Instructions for the task
Reproduce the records below in full and word for word, excluding pictures.

Extracted data
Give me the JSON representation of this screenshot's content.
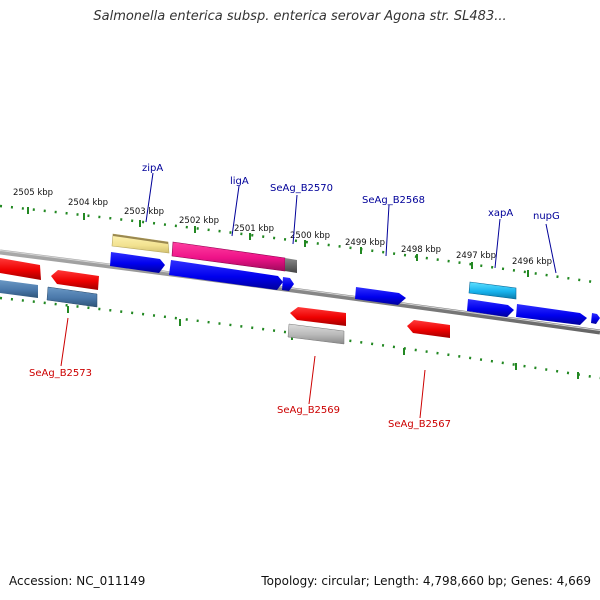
{
  "title": "Salmonella enterica subsp. enterica serovar Agona str. SL483...",
  "footer": {
    "accession": "Accession: NC_011149",
    "summary": "Topology: circular; Length: 4,798,660 bp; Genes: 4,669"
  },
  "ruler": {
    "labels": [
      "2505 kbp",
      "2504 kbp",
      "2503 kbp",
      "2502 kbp",
      "2501 kbp",
      "2500 kbp",
      "2499 kbp",
      "2498 kbp",
      "2497 kbp",
      "2496 kbp"
    ]
  },
  "colors": {
    "forward_gene": "#0000ee",
    "reverse_gene": "#ee0000",
    "backbone": "#888888",
    "ruler_tick": "#228822",
    "forward_label": "#000099",
    "reverse_label": "#cc0000"
  },
  "forward_labels": [
    "zipA",
    "ligA",
    "SeAg_B2570",
    "SeAg_B2568",
    "xapA",
    "nupG"
  ],
  "reverse_labels": [
    "SeAg_B2573",
    "SeAg_B2569",
    "SeAg_B2567"
  ]
}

Written answer
Give me the JSON representation of this screenshot's content.
{
  "title": "Salmonella enterica subsp. enterica serovar Agona str. SL483...",
  "footer": {
    "accession": "Accession: NC_011149",
    "summary": "Topology: circular; Length: 4,798,660 bp; Genes: 4,669"
  },
  "ruler": {
    "labels": [
      "2505 kbp",
      "2504 kbp",
      "2503 kbp",
      "2502 kbp",
      "2501 kbp",
      "2500 kbp",
      "2499 kbp",
      "2498 kbp",
      "2497 kbp",
      "2496 kbp"
    ]
  },
  "colors": {
    "forward_gene": "#0000ee",
    "reverse_gene": "#ee0000",
    "backbone": "#888888",
    "ruler_tick": "#228822",
    "forward_label": "#000099",
    "reverse_label": "#cc0000"
  },
  "forward_labels": [
    "zipA",
    "ligA",
    "SeAg_B2570",
    "SeAg_B2568",
    "xapA",
    "nupG"
  ],
  "reverse_labels": [
    "SeAg_B2573",
    "SeAg_B2569",
    "SeAg_B2567"
  ]
}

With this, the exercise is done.